Which lines hold the word "representation"? Copy each one.
━━━ RECORDED DATA ━━━
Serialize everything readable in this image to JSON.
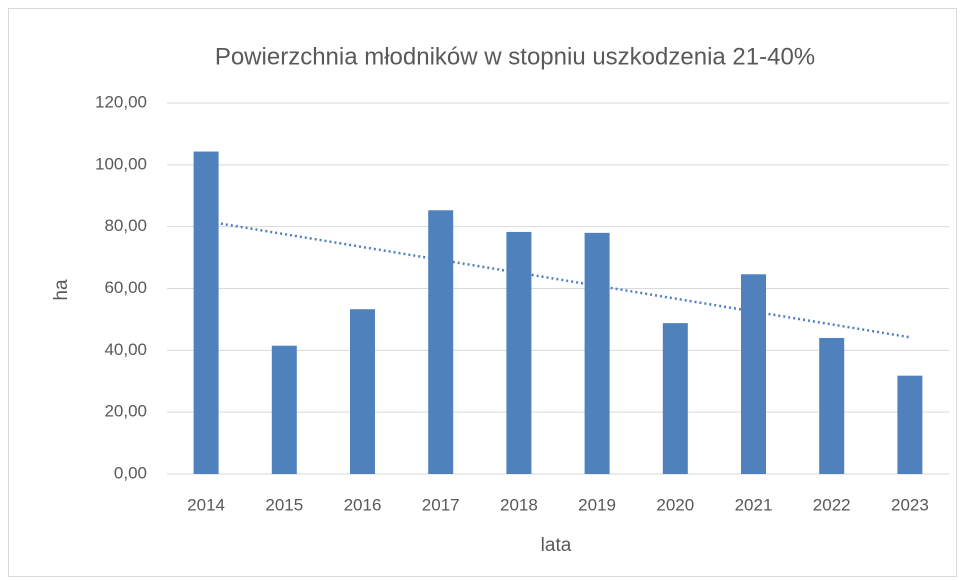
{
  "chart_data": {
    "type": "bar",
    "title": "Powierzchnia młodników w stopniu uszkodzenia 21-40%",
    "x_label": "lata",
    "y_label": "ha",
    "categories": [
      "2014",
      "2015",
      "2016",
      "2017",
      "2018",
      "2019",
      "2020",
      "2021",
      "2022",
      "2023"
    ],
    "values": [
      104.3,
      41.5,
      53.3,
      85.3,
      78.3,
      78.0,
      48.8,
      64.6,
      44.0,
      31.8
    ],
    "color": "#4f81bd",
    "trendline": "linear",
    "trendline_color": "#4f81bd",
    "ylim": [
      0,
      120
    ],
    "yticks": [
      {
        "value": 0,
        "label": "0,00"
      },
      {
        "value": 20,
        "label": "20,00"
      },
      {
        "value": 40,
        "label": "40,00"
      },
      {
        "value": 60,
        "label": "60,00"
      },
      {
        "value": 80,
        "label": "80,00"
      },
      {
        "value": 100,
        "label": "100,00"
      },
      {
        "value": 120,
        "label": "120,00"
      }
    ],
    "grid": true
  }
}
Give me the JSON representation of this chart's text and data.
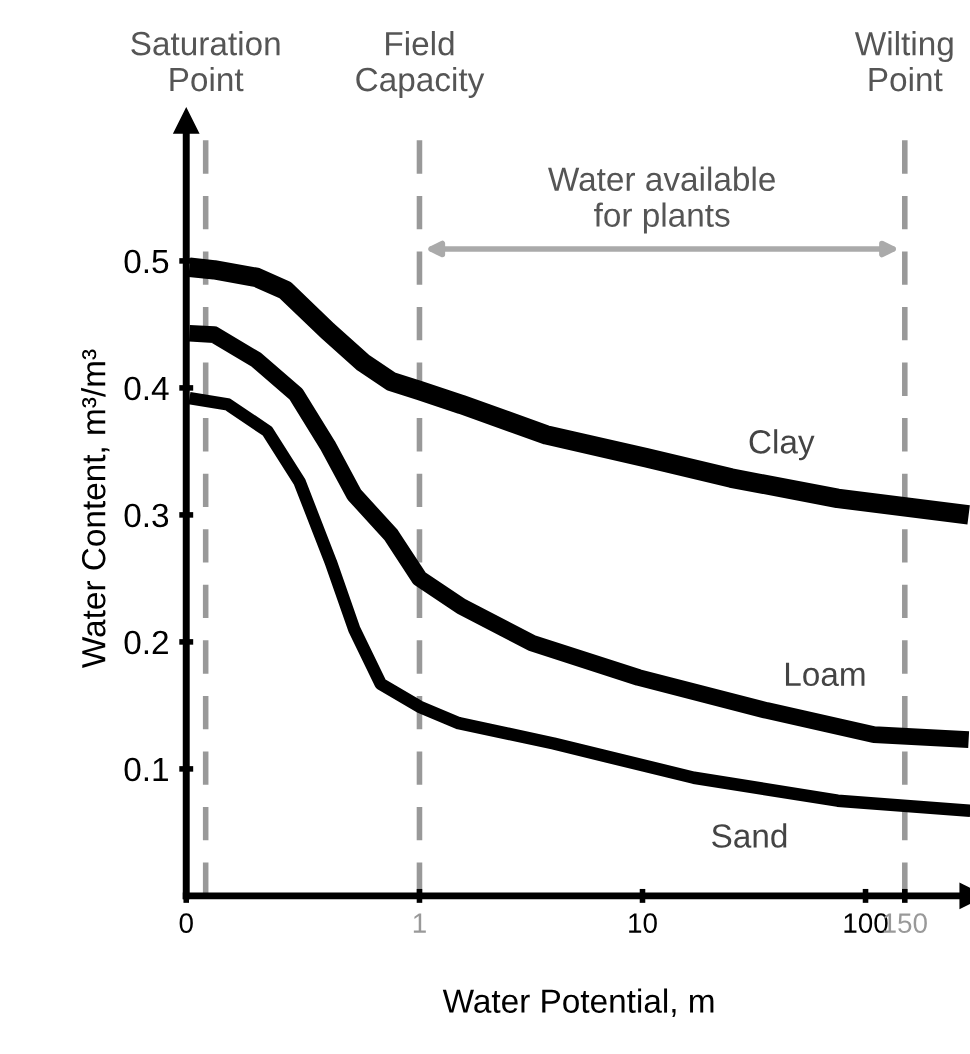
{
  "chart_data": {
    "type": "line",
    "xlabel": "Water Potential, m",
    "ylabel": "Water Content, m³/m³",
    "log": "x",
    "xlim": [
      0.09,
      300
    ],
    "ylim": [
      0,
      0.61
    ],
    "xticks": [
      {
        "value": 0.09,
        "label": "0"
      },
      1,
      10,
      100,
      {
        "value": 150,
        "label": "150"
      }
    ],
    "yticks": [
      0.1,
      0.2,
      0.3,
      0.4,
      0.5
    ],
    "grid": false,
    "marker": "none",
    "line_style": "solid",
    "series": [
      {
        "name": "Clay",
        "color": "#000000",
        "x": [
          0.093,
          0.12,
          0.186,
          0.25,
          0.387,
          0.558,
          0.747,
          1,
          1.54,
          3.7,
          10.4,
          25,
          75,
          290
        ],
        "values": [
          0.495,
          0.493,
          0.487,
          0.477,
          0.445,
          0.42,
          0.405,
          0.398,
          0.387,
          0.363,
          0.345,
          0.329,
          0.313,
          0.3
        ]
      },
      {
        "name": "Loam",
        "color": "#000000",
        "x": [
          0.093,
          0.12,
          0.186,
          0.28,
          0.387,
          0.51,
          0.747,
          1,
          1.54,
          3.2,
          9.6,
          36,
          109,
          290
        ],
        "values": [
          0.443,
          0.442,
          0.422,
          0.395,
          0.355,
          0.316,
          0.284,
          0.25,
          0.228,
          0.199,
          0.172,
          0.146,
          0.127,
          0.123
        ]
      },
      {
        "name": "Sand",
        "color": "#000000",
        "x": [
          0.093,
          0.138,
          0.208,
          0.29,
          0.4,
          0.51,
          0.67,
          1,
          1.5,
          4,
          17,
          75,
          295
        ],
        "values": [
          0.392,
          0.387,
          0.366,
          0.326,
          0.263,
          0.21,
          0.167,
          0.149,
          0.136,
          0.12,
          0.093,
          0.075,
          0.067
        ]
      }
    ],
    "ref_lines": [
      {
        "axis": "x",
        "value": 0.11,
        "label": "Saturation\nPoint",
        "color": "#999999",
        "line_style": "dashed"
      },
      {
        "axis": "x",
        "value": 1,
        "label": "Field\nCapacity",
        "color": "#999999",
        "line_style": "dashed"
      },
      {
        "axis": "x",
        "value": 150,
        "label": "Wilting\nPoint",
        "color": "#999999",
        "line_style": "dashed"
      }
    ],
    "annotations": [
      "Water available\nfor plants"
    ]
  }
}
━━━
━━━ RECORDED DATA ━━━
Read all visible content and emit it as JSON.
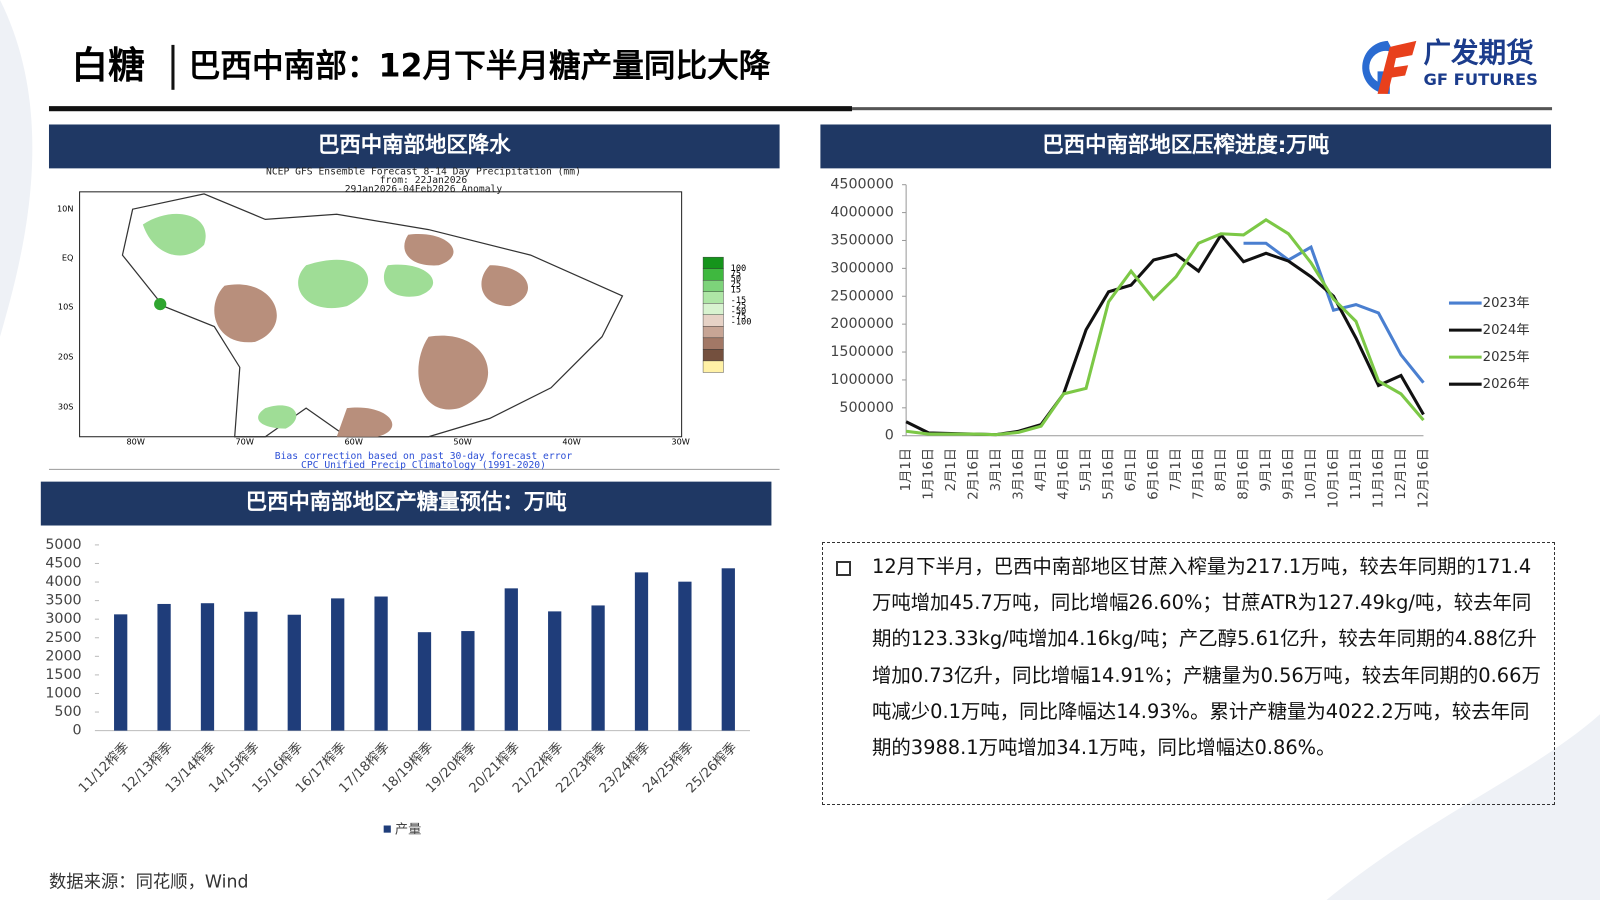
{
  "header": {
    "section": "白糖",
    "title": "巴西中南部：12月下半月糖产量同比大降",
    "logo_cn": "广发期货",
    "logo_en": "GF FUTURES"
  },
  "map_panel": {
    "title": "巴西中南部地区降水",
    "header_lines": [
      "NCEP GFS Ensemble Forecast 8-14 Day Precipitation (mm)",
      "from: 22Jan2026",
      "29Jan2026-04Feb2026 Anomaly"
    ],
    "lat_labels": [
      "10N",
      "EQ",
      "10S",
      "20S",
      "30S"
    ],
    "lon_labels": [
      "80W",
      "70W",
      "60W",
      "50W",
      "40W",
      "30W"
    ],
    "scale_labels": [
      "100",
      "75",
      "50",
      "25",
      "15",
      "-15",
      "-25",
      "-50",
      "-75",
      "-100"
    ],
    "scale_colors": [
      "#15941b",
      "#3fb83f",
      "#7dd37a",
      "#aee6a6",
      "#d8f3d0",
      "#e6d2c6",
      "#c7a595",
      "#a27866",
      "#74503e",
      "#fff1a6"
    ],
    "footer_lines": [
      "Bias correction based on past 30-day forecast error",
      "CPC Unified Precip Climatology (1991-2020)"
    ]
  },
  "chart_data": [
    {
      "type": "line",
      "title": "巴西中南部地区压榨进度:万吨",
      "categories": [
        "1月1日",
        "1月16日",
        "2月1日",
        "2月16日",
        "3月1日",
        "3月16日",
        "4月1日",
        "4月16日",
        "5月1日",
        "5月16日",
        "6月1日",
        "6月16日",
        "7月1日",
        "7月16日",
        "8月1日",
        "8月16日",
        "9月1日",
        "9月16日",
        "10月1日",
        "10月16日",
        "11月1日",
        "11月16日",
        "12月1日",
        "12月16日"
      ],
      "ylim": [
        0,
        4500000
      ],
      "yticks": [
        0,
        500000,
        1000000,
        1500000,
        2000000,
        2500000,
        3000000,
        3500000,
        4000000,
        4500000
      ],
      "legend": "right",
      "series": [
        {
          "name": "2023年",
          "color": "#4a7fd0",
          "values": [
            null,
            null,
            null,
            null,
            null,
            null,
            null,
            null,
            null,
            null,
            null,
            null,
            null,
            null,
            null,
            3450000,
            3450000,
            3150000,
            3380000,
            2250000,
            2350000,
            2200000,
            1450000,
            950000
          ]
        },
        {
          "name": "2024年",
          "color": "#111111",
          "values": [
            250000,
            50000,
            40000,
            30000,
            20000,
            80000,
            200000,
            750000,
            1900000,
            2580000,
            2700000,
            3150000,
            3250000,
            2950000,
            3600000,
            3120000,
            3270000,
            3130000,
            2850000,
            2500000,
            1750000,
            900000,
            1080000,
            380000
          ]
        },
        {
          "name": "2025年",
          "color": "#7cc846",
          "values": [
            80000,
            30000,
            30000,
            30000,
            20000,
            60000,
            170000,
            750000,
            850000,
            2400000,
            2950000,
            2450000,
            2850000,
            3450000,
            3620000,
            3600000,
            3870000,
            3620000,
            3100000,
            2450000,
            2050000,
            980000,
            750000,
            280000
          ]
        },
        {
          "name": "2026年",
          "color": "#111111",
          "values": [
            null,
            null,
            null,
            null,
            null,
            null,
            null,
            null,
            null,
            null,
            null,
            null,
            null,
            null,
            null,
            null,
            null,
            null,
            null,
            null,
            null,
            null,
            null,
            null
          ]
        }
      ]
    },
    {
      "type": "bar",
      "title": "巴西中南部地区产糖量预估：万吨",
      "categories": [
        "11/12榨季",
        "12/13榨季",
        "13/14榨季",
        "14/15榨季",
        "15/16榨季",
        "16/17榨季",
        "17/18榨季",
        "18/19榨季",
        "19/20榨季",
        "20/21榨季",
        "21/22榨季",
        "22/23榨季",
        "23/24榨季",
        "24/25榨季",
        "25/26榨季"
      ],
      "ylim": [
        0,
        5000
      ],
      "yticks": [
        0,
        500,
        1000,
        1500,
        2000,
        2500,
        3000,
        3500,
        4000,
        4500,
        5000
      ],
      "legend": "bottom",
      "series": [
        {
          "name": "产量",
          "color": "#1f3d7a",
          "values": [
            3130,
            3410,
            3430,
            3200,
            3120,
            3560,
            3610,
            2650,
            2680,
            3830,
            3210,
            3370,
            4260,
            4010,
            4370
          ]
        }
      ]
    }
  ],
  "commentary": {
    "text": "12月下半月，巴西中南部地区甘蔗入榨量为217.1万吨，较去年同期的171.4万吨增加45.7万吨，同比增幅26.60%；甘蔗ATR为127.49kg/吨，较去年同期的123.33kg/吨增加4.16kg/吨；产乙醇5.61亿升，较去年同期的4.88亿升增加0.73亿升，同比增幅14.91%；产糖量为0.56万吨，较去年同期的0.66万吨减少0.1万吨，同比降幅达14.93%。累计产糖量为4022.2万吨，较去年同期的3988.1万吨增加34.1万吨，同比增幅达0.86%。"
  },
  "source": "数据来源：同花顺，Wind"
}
━━━
━━━ RECORDED DATA ━━━
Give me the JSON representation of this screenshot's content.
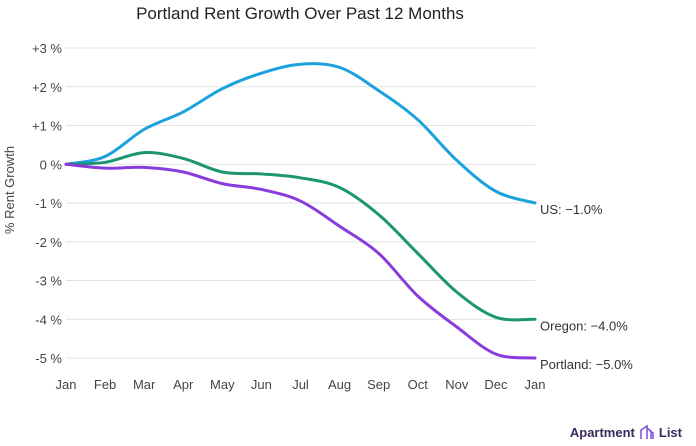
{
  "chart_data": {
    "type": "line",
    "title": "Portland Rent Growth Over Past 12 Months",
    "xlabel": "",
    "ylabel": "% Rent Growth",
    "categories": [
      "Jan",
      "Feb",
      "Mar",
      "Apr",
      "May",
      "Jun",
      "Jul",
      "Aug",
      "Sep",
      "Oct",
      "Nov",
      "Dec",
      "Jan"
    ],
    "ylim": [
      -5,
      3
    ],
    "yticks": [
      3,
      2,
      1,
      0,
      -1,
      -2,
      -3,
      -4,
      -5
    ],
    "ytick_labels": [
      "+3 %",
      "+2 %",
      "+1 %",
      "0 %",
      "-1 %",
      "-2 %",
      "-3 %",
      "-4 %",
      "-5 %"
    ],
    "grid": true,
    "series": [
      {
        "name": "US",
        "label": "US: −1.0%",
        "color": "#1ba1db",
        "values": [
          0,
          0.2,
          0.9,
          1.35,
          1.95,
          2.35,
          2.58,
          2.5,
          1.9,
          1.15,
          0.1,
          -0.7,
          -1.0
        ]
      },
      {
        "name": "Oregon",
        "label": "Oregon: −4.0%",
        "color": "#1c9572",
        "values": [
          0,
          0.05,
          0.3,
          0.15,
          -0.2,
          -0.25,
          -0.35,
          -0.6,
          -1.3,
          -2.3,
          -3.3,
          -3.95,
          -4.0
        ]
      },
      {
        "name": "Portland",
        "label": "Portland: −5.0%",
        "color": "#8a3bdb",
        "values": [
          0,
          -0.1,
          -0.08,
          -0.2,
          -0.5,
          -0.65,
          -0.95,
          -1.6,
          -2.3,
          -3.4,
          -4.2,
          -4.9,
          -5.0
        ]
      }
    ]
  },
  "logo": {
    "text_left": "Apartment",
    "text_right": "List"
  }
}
━━━
RESPONSE BELOW:
Give me the JSON representation of this chart's text and data.
Give me the JSON representation of this screenshot's content.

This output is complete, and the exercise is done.